→ EXERCISE AIM:
Filter the listing and keep only the lines with the word "this".

● ● ● ● ●

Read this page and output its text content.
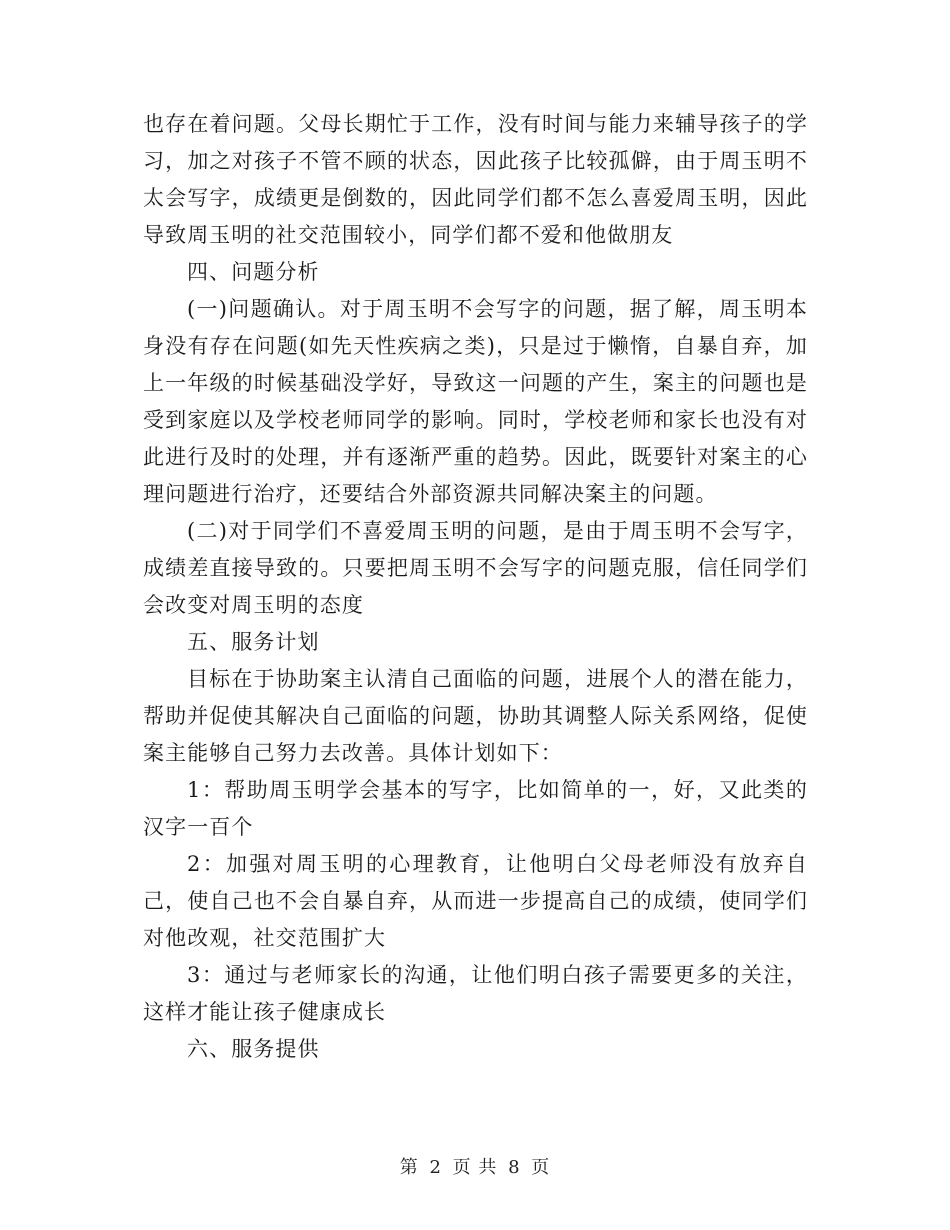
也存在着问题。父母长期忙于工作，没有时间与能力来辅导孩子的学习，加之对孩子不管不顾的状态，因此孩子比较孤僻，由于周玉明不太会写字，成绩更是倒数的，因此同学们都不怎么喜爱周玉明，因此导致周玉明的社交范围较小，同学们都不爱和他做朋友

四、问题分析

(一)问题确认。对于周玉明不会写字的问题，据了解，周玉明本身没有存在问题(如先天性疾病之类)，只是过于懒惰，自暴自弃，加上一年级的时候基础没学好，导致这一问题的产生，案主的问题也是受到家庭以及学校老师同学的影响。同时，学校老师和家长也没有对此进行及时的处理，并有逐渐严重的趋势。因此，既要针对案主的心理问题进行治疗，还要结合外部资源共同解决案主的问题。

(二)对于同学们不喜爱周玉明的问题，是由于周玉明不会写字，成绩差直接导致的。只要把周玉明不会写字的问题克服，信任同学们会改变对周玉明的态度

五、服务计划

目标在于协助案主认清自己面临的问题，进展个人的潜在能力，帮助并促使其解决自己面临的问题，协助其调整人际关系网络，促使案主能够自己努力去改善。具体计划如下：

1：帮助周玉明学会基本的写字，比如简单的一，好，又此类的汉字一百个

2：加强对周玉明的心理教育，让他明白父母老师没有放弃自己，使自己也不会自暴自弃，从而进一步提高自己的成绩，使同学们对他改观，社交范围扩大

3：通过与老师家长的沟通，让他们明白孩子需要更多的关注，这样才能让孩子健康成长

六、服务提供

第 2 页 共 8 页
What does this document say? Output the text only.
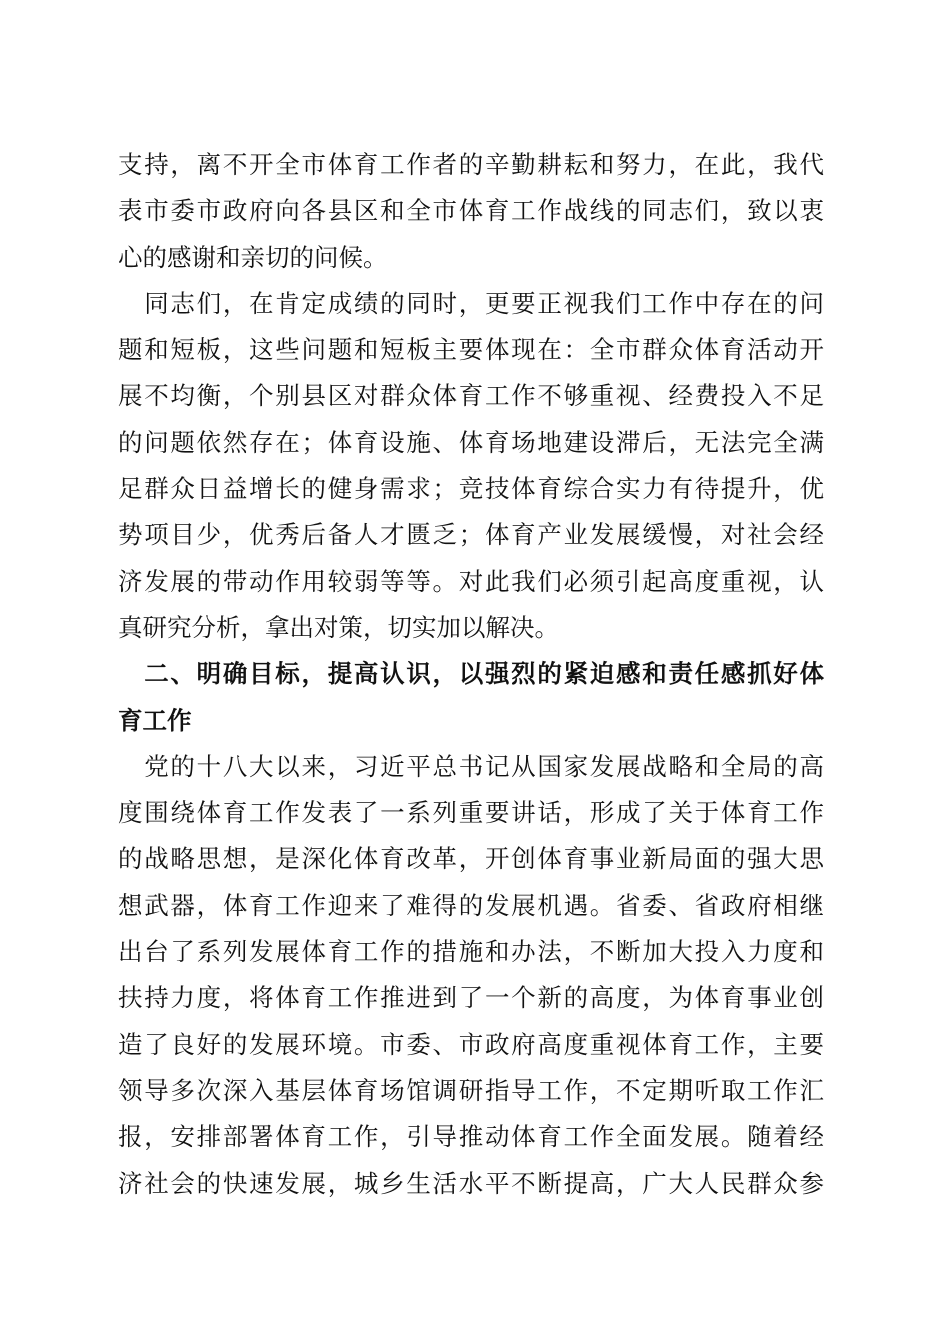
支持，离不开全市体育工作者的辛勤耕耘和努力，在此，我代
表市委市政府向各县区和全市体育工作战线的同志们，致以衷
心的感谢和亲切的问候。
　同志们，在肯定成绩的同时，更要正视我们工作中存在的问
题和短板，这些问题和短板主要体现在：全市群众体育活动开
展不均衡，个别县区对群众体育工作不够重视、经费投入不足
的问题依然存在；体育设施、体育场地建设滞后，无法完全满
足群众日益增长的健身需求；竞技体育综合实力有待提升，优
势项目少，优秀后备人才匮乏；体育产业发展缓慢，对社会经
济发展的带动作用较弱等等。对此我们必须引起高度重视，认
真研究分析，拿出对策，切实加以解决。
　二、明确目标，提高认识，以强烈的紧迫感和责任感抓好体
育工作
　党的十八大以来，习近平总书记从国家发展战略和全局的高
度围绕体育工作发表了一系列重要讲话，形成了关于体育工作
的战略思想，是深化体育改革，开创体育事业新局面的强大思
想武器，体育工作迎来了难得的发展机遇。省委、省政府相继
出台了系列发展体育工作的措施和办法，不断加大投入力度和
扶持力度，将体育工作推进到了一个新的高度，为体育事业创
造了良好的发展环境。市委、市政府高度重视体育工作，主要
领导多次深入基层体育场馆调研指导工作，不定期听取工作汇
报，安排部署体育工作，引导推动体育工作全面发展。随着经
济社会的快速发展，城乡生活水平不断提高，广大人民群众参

● ● ● ● ●

→ FINISHED TASK:
Read this page and output its text content.
What does this document say? Output the text only.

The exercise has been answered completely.